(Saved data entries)
──────

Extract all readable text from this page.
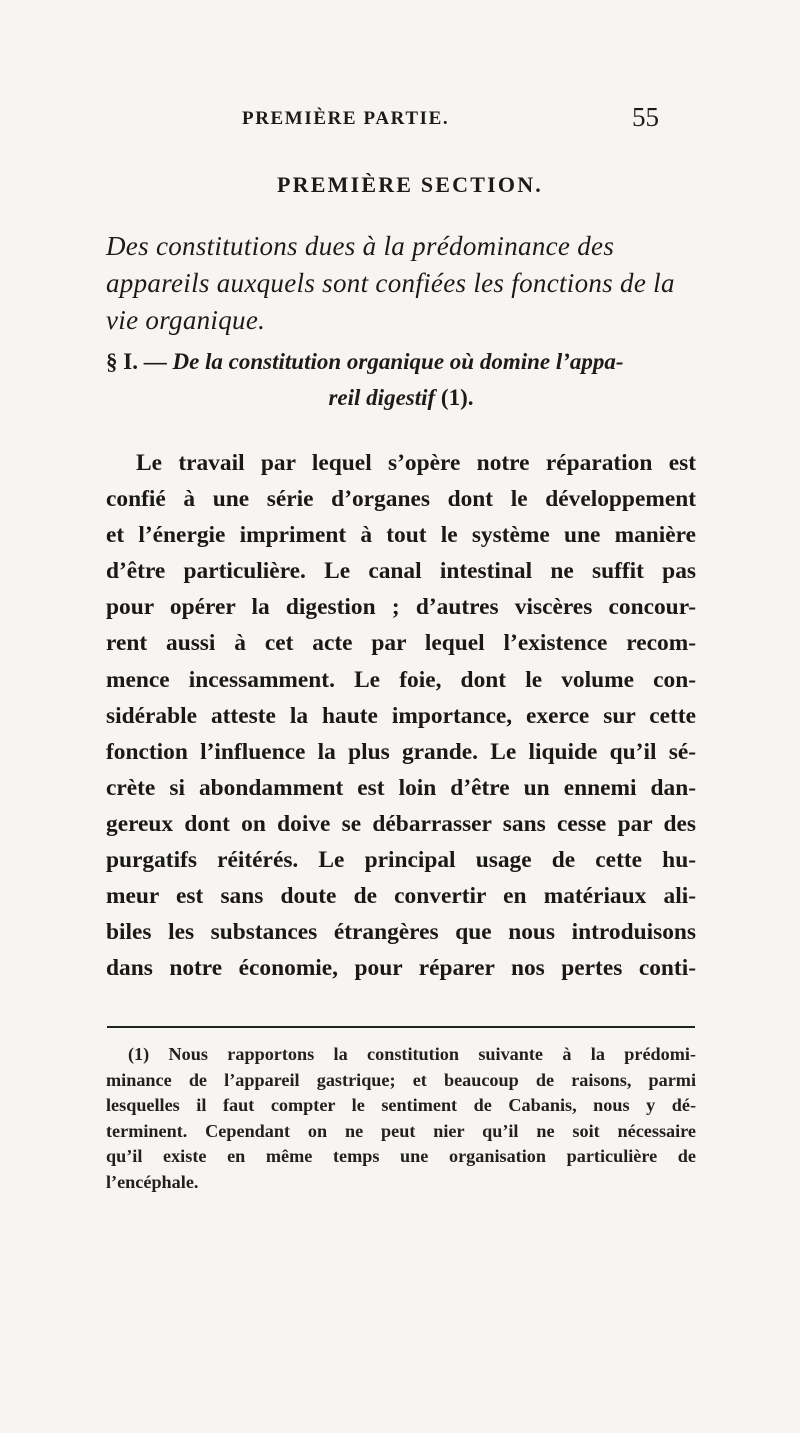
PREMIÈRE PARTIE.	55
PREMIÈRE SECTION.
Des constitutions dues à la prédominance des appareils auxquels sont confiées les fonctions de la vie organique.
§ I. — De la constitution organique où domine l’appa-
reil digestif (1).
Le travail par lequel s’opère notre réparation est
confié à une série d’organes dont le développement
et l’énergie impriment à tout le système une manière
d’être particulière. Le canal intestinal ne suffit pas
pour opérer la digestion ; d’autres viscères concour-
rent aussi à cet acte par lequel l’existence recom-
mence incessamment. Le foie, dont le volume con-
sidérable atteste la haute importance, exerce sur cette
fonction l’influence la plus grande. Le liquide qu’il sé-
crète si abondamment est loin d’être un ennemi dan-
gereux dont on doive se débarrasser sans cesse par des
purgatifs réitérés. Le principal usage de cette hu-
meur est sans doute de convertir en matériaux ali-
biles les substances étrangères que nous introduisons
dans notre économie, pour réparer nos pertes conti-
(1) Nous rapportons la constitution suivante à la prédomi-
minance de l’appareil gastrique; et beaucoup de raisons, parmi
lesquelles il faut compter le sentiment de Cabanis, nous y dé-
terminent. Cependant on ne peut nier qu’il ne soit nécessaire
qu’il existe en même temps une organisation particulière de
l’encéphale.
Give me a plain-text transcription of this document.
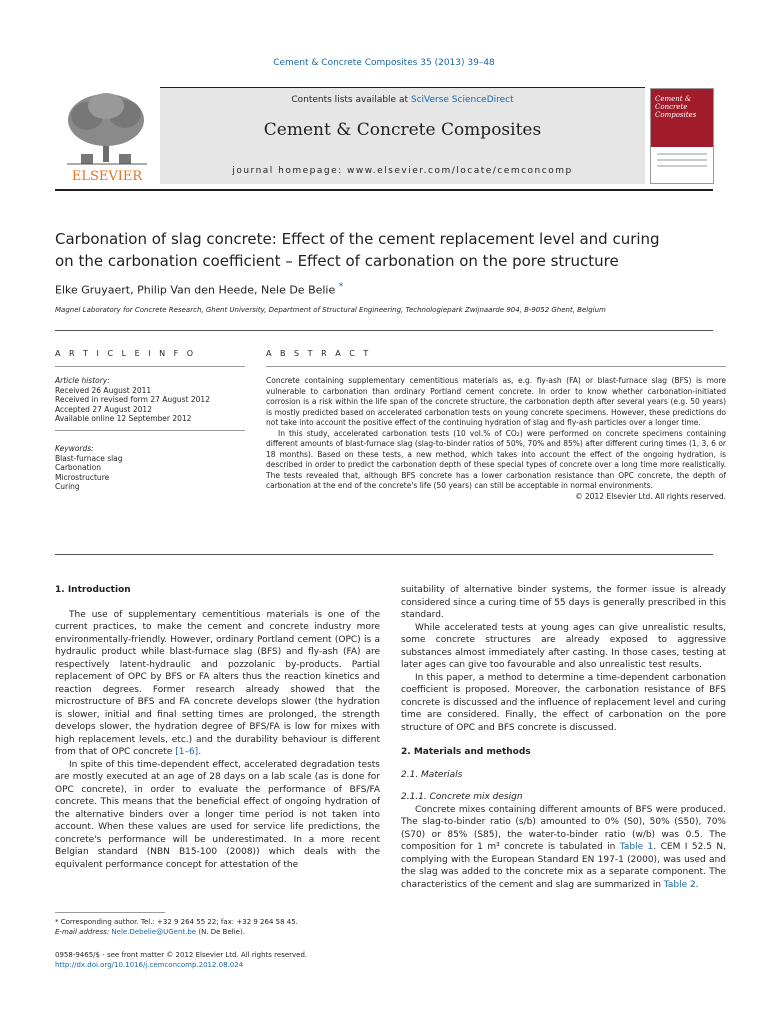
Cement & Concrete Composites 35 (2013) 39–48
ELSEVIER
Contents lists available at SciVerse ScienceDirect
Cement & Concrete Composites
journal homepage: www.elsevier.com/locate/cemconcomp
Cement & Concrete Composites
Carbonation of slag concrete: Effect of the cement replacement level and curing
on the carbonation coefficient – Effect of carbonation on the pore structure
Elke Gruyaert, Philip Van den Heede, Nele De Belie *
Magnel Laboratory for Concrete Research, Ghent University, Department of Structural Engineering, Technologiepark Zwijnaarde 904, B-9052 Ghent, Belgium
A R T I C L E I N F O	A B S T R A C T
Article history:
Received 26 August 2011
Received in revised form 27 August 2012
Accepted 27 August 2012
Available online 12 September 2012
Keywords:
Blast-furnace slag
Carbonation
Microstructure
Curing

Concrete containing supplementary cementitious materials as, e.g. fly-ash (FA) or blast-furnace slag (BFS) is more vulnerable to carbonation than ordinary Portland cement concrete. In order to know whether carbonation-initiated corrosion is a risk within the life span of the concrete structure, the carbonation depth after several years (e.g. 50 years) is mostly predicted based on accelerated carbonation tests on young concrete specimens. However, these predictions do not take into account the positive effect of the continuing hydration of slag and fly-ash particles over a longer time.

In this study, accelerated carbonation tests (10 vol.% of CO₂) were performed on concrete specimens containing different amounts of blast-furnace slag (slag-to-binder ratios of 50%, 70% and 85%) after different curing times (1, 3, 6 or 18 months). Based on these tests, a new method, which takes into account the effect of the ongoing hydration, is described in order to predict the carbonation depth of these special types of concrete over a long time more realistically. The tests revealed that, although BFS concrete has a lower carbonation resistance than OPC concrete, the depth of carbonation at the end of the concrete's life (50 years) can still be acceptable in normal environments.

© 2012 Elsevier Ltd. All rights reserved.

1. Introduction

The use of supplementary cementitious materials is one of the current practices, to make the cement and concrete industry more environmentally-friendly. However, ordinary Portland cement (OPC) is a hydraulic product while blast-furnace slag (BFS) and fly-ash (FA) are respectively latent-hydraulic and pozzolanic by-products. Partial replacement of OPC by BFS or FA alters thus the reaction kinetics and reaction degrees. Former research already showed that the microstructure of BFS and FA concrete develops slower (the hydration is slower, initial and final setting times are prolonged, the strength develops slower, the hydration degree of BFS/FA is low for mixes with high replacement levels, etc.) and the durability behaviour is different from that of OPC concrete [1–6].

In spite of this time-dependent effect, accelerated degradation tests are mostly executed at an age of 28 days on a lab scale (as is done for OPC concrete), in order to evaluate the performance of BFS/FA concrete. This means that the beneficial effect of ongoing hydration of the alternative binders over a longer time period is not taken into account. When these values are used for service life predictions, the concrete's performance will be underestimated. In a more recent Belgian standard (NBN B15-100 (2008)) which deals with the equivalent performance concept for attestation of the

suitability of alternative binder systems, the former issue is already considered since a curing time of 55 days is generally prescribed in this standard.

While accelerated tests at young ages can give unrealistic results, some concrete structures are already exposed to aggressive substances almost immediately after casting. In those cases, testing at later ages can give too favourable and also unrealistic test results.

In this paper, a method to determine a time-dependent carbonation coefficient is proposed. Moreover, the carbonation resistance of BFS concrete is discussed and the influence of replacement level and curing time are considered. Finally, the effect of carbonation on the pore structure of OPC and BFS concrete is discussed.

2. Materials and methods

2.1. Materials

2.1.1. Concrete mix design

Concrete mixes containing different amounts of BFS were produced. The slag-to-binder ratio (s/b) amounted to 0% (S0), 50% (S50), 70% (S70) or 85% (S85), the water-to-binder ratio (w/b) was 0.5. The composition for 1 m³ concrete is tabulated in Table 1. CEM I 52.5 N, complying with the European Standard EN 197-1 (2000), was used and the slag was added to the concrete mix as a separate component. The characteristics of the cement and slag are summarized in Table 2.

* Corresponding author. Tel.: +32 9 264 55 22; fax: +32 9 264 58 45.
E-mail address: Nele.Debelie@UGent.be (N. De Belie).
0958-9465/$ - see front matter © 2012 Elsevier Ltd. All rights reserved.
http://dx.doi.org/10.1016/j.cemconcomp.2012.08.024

──────

### What needs to be done
All of the records above must be copied exactly, except for the pictures.

### Output of the exercise
Extract all readable text from this page.
PREMIÈRE PARTIE.	55
PREMIÈRE SECTION.
Des constitutions dues à la prédominance des appareils auxquels sont confiées les fonctions de la vie organique.
§ I. — De la constitution organique où domine l’appa-
reil digestif (1).
Le travail par lequel s’opère notre réparation est
confié à une série d’organes dont le développement
et l’énergie impriment à tout le système une manière
d’être particulière. Le canal intestinal ne suffit pas
pour opérer la digestion ; d’autres viscères concour-
rent aussi à cet acte par lequel l’existence recom-
mence incessamment. Le foie, dont le volume con-
sidérable atteste la haute importance, exerce sur cette
fonction l’influence la plus grande. Le liquide qu’il sé-
crète si abondamment est loin d’être un ennemi dan-
gereux dont on doive se débarrasser sans cesse par des
purgatifs réitérés. Le principal usage de cette hu-
meur est sans doute de convertir en matériaux ali-
biles les substances étrangères que nous introduisons
dans notre économie, pour réparer nos pertes conti-
(1) Nous rapportons la constitution suivante à la prédomi-
minance de l’appareil gastrique; et beaucoup de raisons, parmi
lesquelles il faut compter le sentiment de Cabanis, nous y dé-
terminent. Cependant on ne peut nier qu’il ne soit nécessaire
qu’il existe en même temps une organisation particulière de
l’encéphale.
Give me a plain-text transcription of this document.
Cement & Concrete Composites 35 (2013) 39–48
ELSEVIER
Contents lists available at SciVerse ScienceDirect
Cement & Concrete Composites
journal homepage: www.elsevier.com/locate/cemconcomp
Cement & Concrete Composites
Carbonation of slag concrete: Effect of the cement replacement level and curing
on the carbonation coefficient – Effect of carbonation on the pore structure
Elke Gruyaert, Philip Van den Heede, Nele De Belie *
Magnel Laboratory for Concrete Research, Ghent University, Department of Structural Engineering, Technologiepark Zwijnaarde 904, B-9052 Ghent, Belgium
A R T I C L E I N F O	A B S T R A C T
Article history:
Received 26 August 2011
Received in revised form 27 August 2012
Accepted 27 August 2012
Available online 12 September 2012
Keywords:
Blast-furnace slag
Carbonation
Microstructure
Curing

Concrete containing supplementary cementitious materials as, e.g. fly-ash (FA) or blast-furnace slag (BFS) is more vulnerable to carbonation than ordinary Portland cement concrete. In order to know whether carbonation-initiated corrosion is a risk within the life span of the concrete structure, the carbonation depth after several years (e.g. 50 years) is mostly predicted based on accelerated carbonation tests on young concrete specimens. However, these predictions do not take into account the positive effect of the continuing hydration of slag and fly-ash particles over a longer time.

In this study, accelerated carbonation tests (10 vol.% of CO₂) were performed on concrete specimens containing different amounts of blast-furnace slag (slag-to-binder ratios of 50%, 70% and 85%) after different curing times (1, 3, 6 or 18 months). Based on these tests, a new method, which takes into account the effect of the ongoing hydration, is described in order to predict the carbonation depth of these special types of concrete over a long time more realistically. The tests revealed that, although BFS concrete has a lower carbonation resistance than OPC concrete, the depth of carbonation at the end of the concrete's life (50 years) can still be acceptable in normal environments.

© 2012 Elsevier Ltd. All rights reserved.

1. Introduction

The use of supplementary cementitious materials is one of the current practices, to make the cement and concrete industry more environmentally-friendly. However, ordinary Portland cement (OPC) is a hydraulic product while blast-furnace slag (BFS) and fly-ash (FA) are respectively latent-hydraulic and pozzolanic by-products. Partial replacement of OPC by BFS or FA alters thus the reaction kinetics and reaction degrees. Former research already showed that the microstructure of BFS and FA concrete develops slower (the hydration is slower, initial and final setting times are prolonged, the strength develops slower, the hydration degree of BFS/FA is low for mixes with high replacement levels, etc.) and the durability behaviour is different from that of OPC concrete [1–6].

In spite of this time-dependent effect, accelerated degradation tests are mostly executed at an age of 28 days on a lab scale (as is done for OPC concrete), in order to evaluate the performance of BFS/FA concrete. This means that the beneficial effect of ongoing hydration of the alternative binders over a longer time period is not taken into account. When these values are used for service life predictions, the concrete's performance will be underestimated. In a more recent Belgian standard (NBN B15-100 (2008)) which deals with the equivalent performance concept for attestation of the

suitability of alternative binder systems, the former issue is already considered since a curing time of 55 days is generally prescribed in this standard.

While accelerated tests at young ages can give unrealistic results, some concrete structures are already exposed to aggressive substances almost immediately after casting. In those cases, testing at later ages can give too favourable and also unrealistic test results.

In this paper, a method to determine a time-dependent carbonation coefficient is proposed. Moreover, the carbonation resistance of BFS concrete is discussed and the influence of replacement level and curing time are considered. Finally, the effect of carbonation on the pore structure of OPC and BFS concrete is discussed.

2. Materials and methods

2.1. Materials

2.1.1. Concrete mix design

Concrete mixes containing different amounts of BFS were produced. The slag-to-binder ratio (s/b) amounted to 0% (S0), 50% (S50), 70% (S70) or 85% (S85), the water-to-binder ratio (w/b) was 0.5. The composition for 1 m³ concrete is tabulated in Table 1. CEM I 52.5 N, complying with the European Standard EN 197-1 (2000), was used and the slag was added to the concrete mix as a separate component. The characteristics of the cement and slag are summarized in Table 2.

* Corresponding author. Tel.: +32 9 264 55 22; fax: +32 9 264 58 45.
E-mail address: Nele.Debelie@UGent.be (N. De Belie).
0958-9465/$ - see front matter © 2012 Elsevier Ltd. All rights reserved.
http://dx.doi.org/10.1016/j.cemconcomp.2012.08.024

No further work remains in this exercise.